(Data records)
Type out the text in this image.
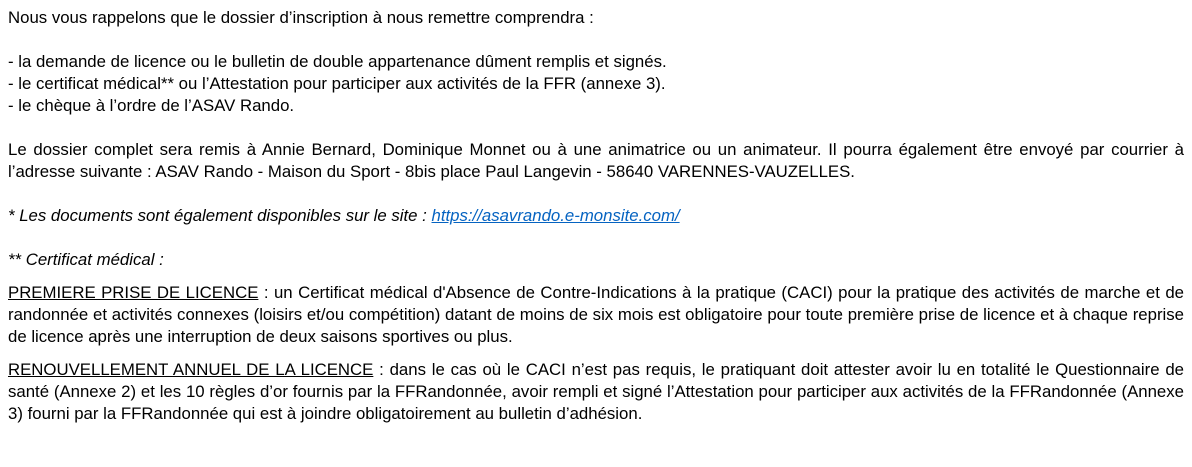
Nous vous rappelons que le dossier d’inscription à nous remettre comprendra :

- la demande de licence ou le bulletin de double appartenance dûment remplis et signés.

- le certificat médical** ou l’Attestation pour participer aux activités de la FFR (annexe 3).

- le chèque à l’ordre de l’ASAV Rando.

Le dossier complet sera remis à Annie Bernard, Dominique Monnet ou à une animatrice ou un animateur. Il pourra également être envoyé par courrier à l’adresse suivante : ASAV Rando - Maison du Sport - 8bis place Paul Langevin - 58640 VARENNES-VAUZELLES.

* Les documents sont également disponibles sur le site : https://asavrando.e-monsite.com/

** Certificat médical :

PREMIERE PRISE DE LICENCE : un Certificat médical d'Absence de Contre-Indications à la pratique (CACI) pour la pratique des activités de marche et de randonnée et activités connexes (loisirs et/ou compétition) datant de moins de six mois est obligatoire pour toute première prise de licence et à chaque reprise de licence après une interruption de deux saisons sportives ou plus.

RENOUVELLEMENT ANNUEL DE LA LICENCE : dans le cas où le CACI n’est pas requis, le pratiquant doit attester avoir lu en totalité le Questionnaire de santé (Annexe 2) et les 10 règles d’or fournis par la FFRandonnée, avoir rempli et signé l’Attestation pour participer aux activités de la FFRandonnée (Annexe 3) fourni par la FFRandonnée qui est à joindre obligatoirement au bulletin d’adhésion.
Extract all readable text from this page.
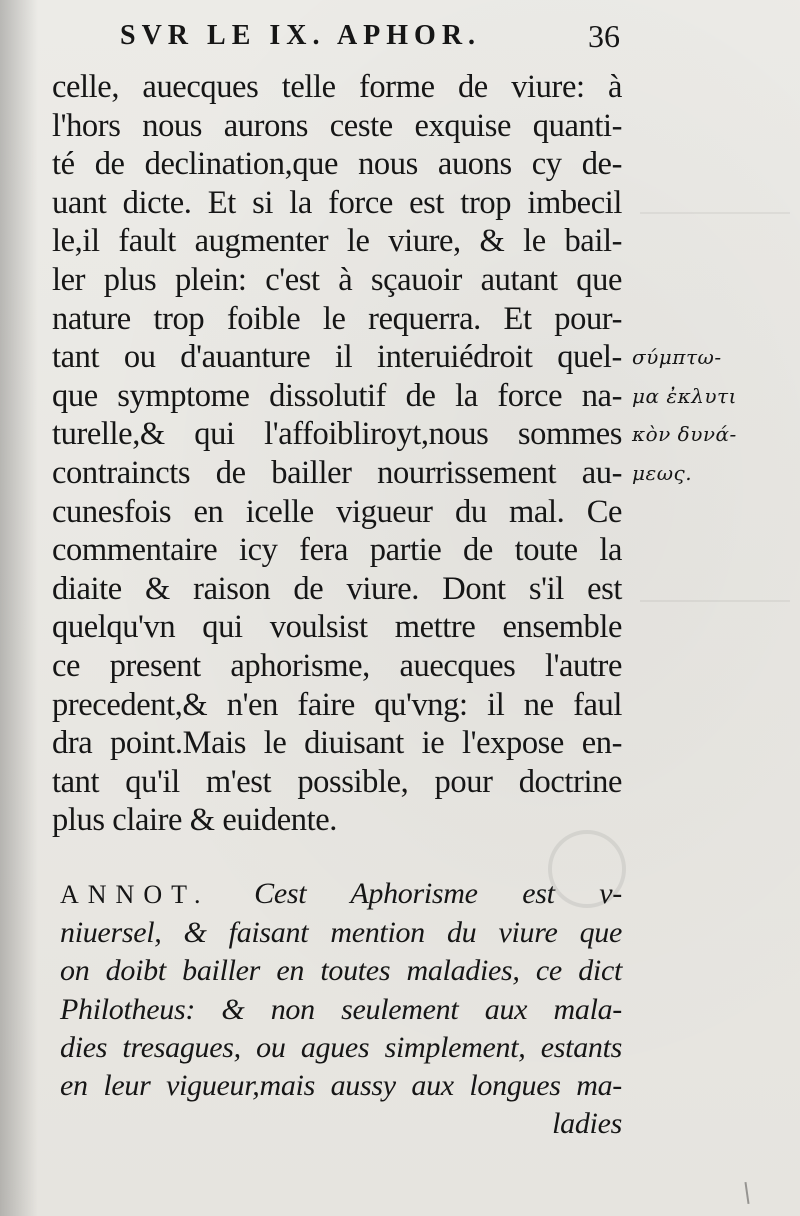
SVR LE IX. APHOR.	36
celle, auecques telle forme de viure: à
l'hors nous aurons ceste exquise quanti-
té de declination,que nous auons cy de-
uant dicte. Et si la force est trop imbecil
le,il fault augmenter le viure, & le bail-
ler plus plein: c'est à sçauoir autant que
nature trop foible le requerra. Et pour-
tant ou d'auanture il interuiédroit quel-
que symptome dissolutif de la force na-
turelle,& qui l'affoibliroyt,nous sommes
contraincts de bailler nourrissement au-
cunesfois en icelle vigueur du mal. Ce
commentaire icy fera partie de toute la
diaite & raison de viure. Dont s'il est
quelqu'vn qui voulsist mettre ensemble
ce present aphorisme, auecques l'autre
precedent,& n'en faire qu'vng: il ne faul
dra point.Mais le diuisant ie l'expose en-
tant qu'il m'est possible, pour doctrine
plus claire & euidente.
σύμπτω-
μα ἐκλυτι
κὸν δυνά-
μεως.
ANNOT. Cest Aphorisme est v-
niuersel, & faisant mention du viure que
on doibt bailler en toutes maladies, ce dict
Philotheus: & non seulement aux mala-
dies tresagues, ou agues simplement, estants
en leur vigueur,mais aussy aux longues ma-
ladies
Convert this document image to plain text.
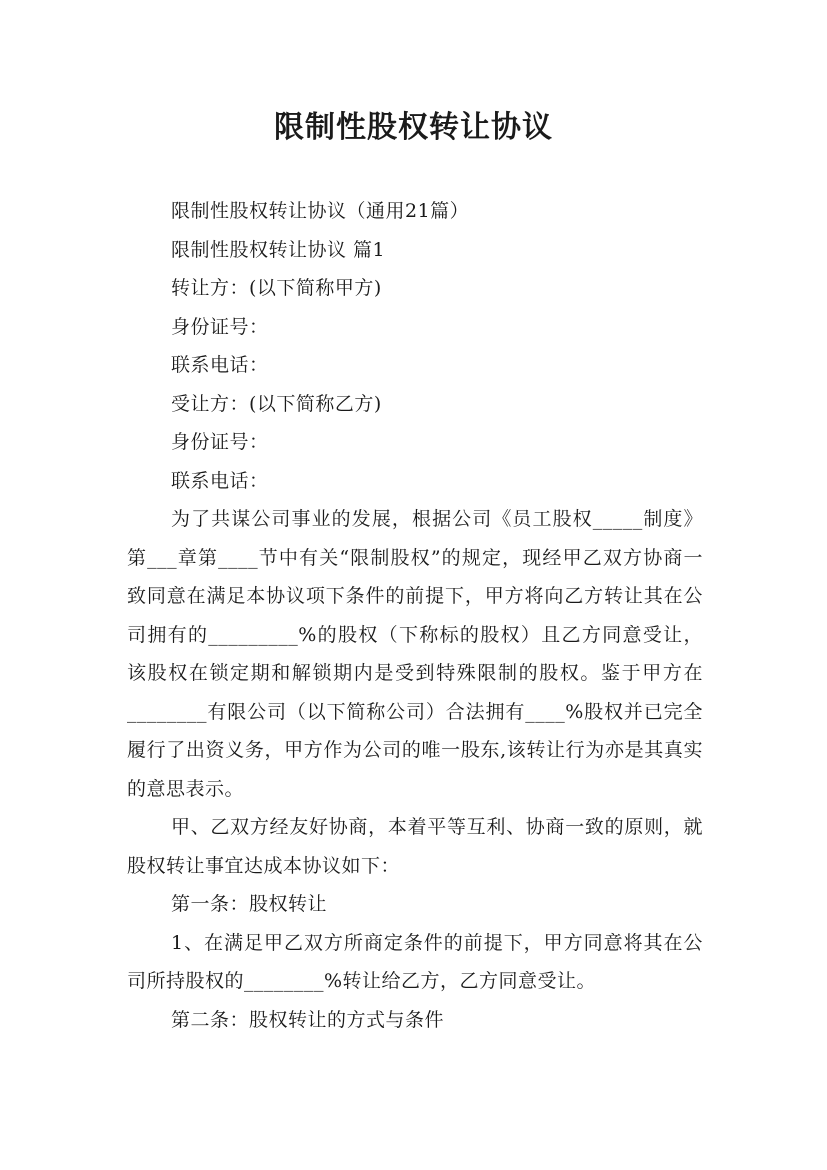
限制性股权转让协议

限制性股权转让协议（通用21篇）

限制性股权转让协议 篇1

转让方：(以下简称甲方)

身份证号：

联系电话：

受让方：(以下简称乙方)

身份证号：

联系电话：

为了共谋公司事业的发展，根据公司《员工股权_____制度》第___章第____节中有关“限制股权”的规定，现经甲乙双方协商一致同意在满足本协议项下条件的前提下，甲方将向乙方转让其在公司拥有的_________%的股权（下称标的股权）且乙方同意受让，该股权在锁定期和解锁期内是受到特殊限制的股权。鉴于甲方在________有限公司（以下简称公司）合法拥有____%股权并已完全履行了出资义务，甲方作为公司的唯一股东,该转让行为亦是其真实的意思表示。

甲、乙双方经友好协商，本着平等互利、协商一致的原则，就股权转让事宜达成本协议如下：

第一条：股权转让

1、在满足甲乙双方所商定条件的前提下，甲方同意将其在公司所持股权的________%转让给乙方，乙方同意受让。

第二条：股权转让的方式与条件
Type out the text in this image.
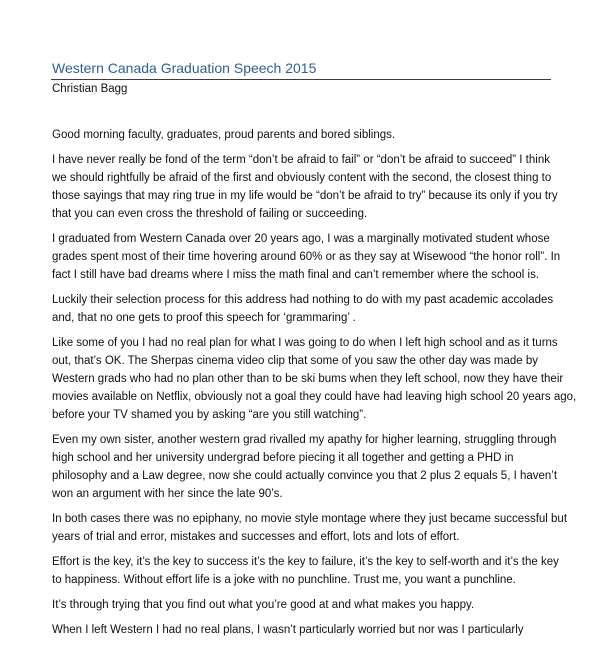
Western Canada Graduation Speech 2015
Christian Bagg

Good morning faculty, graduates, proud parents and bored siblings.

I have never really be fond of the term “don’t be afraid to fail” or “don’t be afraid to succeed” I think
we should rightfully be afraid of the first and obviously content with the second, the closest thing to
those sayings that may ring true in my life would be “don’t be afraid to try” because its only if you try
that you can even cross the threshold of failing or succeeding.

I graduated from Western Canada over 20 years ago, I was a marginally motivated student whose
grades spent most of their time hovering around 60% or as they say at Wisewood “the honor roll”. In
fact I still have bad dreams where I miss the math final and can’t remember where the school is.

Luckily their selection process for this address had nothing to do with my past academic accolades
and, that no one gets to proof this speech for ‘grammaring’ .

Like some of you I had no real plan for what I was going to do when I left high school and as it turns
out, that’s OK. The Sherpas cinema video clip that some of you saw the other day was made by
Western grads who had no plan other than to be ski bums when they left school, now they have their
movies available on Netflix, obviously not a goal they could have had leaving high school 20 years ago,
before your TV shamed you by asking “are you still watching”.

Even my own sister, another western grad rivalled my apathy for higher learning, struggling through
high school and her university undergrad before piecing it all together and getting a PHD in
philosophy and a Law degree, now she could actually convince you that 2 plus 2 equals 5, I haven’t
won an argument with her since the late 90’s.

In both cases there was no epiphany, no movie style montage where they just became successful but
years of trial and error, mistakes and successes and effort, lots and lots of effort.

Effort is the key, it’s the key to success it’s the key to failure, it’s the key to self-worth and it’s the key
to happiness. Without effort life is a joke with no punchline. Trust me, you want a punchline.

It’s through trying that you find out what you’re good at and what makes you happy.

When I left Western I had no real plans, I wasn’t particularly worried but nor was I particularly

» **REQUEST**
Write out every line of the entries that holds the word "with".

» **ANSWER FOR THIS EXERCISE**
we should rightfully be afraid of the first and obviously content with the second, the closest thing to
Luckily their selection process for this address had nothing to do with my past academic accolades
won an argument with her since the late 90’s.
to happiness. Without effort life is a joke with no punchline. Trust me, you want a punchline.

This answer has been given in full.